> _Given request_:
Look over the lines below. Report each one that includes the string "Barometer".

> _Material provided_:
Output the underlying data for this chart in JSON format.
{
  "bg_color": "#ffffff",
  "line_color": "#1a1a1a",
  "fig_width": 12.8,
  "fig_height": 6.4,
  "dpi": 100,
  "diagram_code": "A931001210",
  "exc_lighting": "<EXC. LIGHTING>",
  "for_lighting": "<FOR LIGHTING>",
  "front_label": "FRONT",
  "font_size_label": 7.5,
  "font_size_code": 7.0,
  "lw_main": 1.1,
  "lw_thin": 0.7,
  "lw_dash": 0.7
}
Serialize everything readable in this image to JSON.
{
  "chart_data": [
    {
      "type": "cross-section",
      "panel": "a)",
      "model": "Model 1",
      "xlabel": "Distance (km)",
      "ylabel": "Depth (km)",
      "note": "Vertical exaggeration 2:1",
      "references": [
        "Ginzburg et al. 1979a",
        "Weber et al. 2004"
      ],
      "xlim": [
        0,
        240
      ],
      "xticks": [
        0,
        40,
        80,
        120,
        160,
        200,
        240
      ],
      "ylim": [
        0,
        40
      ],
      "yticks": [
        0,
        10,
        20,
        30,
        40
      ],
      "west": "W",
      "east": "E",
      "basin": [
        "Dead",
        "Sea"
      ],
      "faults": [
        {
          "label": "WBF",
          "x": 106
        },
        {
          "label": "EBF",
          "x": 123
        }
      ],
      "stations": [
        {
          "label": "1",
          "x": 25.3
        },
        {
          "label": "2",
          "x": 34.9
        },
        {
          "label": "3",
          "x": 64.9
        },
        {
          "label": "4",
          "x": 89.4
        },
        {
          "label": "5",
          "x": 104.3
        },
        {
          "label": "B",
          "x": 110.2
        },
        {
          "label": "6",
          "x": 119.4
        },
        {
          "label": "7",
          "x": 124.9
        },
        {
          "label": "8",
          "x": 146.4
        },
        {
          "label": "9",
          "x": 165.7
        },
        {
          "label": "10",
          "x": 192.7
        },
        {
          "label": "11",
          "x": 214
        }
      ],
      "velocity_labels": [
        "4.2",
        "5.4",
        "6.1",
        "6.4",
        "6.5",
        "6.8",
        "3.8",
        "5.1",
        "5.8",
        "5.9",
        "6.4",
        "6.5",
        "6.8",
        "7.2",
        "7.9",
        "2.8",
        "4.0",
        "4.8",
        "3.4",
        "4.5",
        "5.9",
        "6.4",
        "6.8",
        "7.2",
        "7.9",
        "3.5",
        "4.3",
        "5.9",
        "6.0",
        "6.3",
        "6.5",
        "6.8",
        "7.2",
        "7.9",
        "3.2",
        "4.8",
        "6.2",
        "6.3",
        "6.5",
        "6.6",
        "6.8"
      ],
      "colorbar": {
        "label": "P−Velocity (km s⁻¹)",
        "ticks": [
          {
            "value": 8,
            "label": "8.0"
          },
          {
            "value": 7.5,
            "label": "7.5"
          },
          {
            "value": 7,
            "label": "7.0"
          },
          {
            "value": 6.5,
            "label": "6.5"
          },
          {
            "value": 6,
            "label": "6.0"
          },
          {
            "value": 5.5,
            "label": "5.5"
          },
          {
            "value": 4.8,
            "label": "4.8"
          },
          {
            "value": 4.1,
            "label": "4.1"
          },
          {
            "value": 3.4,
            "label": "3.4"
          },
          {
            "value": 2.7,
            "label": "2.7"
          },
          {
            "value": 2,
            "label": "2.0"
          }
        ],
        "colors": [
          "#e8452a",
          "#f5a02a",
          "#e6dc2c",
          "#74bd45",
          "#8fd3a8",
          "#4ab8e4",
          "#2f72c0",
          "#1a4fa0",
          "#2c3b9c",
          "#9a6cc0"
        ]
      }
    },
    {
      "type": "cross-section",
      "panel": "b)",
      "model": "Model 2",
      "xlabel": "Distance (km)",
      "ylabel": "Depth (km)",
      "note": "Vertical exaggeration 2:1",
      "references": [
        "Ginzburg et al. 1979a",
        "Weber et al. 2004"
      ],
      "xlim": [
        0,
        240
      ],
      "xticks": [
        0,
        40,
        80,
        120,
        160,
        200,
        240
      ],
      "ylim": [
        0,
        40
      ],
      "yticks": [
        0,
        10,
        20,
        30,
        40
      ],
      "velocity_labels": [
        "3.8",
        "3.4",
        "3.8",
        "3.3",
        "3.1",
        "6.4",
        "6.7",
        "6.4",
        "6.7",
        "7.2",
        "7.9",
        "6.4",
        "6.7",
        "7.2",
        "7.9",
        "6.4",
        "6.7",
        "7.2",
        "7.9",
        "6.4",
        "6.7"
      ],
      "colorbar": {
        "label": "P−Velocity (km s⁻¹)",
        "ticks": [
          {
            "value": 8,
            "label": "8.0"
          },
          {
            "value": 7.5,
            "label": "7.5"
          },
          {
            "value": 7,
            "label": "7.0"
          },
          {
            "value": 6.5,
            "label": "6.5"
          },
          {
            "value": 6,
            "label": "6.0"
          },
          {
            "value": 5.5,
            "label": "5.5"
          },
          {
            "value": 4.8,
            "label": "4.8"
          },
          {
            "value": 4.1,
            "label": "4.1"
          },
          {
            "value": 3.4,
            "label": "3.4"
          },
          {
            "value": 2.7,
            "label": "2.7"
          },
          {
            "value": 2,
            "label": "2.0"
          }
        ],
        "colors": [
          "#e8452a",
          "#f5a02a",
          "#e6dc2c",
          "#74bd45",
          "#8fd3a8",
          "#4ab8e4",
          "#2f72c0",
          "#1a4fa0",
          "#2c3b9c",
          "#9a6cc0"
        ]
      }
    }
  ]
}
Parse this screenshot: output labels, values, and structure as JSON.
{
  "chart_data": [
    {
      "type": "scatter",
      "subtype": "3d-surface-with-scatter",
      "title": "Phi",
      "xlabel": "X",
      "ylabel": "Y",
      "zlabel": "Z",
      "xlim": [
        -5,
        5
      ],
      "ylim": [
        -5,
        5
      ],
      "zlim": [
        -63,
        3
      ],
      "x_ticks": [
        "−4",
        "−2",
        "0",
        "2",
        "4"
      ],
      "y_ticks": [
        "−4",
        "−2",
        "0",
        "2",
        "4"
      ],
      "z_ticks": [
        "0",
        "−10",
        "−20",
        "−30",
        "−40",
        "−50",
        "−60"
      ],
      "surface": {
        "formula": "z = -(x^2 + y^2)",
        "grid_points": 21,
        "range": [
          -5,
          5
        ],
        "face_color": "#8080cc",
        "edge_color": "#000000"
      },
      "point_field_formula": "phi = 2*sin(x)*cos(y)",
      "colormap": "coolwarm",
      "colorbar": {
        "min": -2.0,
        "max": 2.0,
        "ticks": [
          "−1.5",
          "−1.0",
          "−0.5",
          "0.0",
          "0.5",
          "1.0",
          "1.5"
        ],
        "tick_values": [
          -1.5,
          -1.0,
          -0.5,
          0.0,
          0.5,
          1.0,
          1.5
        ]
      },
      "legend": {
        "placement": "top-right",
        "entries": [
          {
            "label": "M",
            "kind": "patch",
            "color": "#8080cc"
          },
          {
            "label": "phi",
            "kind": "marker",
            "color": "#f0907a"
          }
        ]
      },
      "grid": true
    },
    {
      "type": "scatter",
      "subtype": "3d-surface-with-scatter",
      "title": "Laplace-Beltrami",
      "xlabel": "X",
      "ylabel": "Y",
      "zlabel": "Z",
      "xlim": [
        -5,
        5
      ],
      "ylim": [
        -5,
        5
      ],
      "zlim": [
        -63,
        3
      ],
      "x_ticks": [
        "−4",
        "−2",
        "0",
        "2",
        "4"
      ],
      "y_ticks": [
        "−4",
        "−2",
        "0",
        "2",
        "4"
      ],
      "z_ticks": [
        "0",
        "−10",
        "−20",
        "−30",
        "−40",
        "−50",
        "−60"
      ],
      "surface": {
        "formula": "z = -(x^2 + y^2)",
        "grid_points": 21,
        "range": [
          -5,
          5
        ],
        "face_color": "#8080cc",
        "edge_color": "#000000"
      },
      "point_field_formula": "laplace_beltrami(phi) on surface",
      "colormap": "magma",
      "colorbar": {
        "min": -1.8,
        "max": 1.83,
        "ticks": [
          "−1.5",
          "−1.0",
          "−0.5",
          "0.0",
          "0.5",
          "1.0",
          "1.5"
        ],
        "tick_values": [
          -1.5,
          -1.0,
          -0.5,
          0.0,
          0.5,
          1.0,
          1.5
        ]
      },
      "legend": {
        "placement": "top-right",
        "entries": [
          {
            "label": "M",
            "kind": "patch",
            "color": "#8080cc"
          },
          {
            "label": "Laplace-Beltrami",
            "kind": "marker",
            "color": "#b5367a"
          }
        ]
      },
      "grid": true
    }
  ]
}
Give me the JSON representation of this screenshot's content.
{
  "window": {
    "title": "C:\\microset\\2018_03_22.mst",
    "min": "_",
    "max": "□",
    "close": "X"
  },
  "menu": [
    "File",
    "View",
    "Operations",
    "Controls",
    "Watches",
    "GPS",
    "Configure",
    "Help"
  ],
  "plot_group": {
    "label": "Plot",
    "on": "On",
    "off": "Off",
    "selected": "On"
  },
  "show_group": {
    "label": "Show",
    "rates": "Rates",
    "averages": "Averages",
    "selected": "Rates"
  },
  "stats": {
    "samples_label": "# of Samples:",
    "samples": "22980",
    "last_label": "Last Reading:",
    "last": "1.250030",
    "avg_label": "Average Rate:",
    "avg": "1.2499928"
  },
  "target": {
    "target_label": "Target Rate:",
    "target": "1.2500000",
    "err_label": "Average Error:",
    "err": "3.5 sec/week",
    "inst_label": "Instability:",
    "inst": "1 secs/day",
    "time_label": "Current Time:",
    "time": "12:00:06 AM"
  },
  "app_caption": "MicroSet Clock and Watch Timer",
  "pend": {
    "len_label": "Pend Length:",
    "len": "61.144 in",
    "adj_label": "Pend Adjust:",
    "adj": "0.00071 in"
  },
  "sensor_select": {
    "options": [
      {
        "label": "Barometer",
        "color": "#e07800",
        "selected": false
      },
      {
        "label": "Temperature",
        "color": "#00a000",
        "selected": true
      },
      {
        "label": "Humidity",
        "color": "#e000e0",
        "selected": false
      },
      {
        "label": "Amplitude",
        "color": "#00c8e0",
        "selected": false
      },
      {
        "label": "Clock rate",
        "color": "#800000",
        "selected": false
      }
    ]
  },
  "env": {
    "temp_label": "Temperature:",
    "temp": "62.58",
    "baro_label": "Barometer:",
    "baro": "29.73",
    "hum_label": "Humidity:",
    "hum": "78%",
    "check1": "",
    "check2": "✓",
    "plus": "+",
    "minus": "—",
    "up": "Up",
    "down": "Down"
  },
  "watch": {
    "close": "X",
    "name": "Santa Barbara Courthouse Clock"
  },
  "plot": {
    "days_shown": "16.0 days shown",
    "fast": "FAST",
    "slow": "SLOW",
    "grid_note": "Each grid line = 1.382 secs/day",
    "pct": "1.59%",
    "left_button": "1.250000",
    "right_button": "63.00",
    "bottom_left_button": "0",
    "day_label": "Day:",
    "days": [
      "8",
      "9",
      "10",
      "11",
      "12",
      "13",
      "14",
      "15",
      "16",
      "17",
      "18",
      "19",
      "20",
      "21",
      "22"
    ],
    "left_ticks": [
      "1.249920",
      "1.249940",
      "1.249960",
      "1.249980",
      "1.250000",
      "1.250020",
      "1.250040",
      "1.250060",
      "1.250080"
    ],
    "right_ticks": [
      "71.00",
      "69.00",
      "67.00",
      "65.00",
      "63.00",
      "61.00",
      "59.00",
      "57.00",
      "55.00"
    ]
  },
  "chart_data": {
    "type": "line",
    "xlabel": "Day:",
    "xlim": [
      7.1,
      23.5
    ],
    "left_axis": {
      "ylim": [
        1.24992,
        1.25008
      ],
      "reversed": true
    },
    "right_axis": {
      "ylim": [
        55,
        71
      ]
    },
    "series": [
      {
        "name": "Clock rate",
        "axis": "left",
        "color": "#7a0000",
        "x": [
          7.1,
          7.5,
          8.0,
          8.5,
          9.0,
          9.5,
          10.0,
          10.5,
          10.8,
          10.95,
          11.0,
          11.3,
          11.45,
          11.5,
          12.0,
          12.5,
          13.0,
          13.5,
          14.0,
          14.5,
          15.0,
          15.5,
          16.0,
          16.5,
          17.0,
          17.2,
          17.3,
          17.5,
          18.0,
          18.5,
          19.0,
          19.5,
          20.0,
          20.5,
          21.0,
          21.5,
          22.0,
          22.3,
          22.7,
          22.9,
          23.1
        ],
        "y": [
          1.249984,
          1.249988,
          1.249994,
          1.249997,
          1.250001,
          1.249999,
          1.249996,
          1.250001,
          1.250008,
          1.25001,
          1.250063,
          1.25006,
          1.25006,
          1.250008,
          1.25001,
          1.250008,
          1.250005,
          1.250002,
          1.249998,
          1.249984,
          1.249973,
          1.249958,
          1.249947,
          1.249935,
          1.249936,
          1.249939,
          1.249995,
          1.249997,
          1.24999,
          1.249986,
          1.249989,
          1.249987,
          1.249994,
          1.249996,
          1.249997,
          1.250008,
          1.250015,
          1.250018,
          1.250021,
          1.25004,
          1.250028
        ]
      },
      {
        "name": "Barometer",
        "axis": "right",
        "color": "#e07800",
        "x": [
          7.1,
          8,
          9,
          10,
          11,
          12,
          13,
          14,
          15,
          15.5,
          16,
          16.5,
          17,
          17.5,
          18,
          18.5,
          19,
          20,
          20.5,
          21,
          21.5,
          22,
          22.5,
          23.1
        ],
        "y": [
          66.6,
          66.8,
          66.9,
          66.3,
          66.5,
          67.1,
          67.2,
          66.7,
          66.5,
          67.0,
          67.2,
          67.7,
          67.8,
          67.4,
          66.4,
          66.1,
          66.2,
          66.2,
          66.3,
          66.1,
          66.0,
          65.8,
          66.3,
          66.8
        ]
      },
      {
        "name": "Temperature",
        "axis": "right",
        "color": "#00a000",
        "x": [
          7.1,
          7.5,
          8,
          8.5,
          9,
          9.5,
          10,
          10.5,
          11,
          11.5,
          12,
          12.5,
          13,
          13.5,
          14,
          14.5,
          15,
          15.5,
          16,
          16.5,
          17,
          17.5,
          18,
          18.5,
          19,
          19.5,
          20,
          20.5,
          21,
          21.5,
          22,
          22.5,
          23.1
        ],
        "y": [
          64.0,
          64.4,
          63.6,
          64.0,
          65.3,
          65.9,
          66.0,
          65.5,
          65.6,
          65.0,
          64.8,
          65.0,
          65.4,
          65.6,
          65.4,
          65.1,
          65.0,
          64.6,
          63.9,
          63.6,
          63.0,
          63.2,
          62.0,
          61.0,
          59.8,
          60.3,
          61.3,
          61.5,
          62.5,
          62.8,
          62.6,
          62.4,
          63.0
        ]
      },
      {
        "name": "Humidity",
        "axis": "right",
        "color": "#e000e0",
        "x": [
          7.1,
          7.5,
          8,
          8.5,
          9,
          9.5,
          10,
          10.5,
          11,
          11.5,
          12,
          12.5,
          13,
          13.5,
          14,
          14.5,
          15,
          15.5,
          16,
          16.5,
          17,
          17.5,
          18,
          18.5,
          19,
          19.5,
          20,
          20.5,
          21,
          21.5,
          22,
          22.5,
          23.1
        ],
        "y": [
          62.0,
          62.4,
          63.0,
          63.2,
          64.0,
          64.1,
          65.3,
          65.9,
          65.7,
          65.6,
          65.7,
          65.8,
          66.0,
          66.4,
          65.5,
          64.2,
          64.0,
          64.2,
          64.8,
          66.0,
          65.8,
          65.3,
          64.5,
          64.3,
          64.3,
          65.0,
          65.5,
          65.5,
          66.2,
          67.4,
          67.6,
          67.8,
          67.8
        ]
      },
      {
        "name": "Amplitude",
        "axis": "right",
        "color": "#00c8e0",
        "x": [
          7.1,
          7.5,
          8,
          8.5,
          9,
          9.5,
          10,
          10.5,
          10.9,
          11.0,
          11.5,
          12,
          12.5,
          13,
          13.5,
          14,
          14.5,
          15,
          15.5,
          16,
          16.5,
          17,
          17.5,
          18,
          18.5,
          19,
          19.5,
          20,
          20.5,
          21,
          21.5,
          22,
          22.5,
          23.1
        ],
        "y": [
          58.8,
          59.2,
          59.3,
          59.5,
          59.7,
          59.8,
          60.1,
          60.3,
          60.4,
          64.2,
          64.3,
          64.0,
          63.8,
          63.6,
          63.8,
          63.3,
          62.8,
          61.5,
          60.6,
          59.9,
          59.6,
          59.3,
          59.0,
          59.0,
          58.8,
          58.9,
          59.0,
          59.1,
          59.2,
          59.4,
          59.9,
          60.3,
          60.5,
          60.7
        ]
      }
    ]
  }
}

> _Solution to this exercise_:
        "label": "Barometer",
    "baro_label": "Barometer:",
        "name": "Barometer",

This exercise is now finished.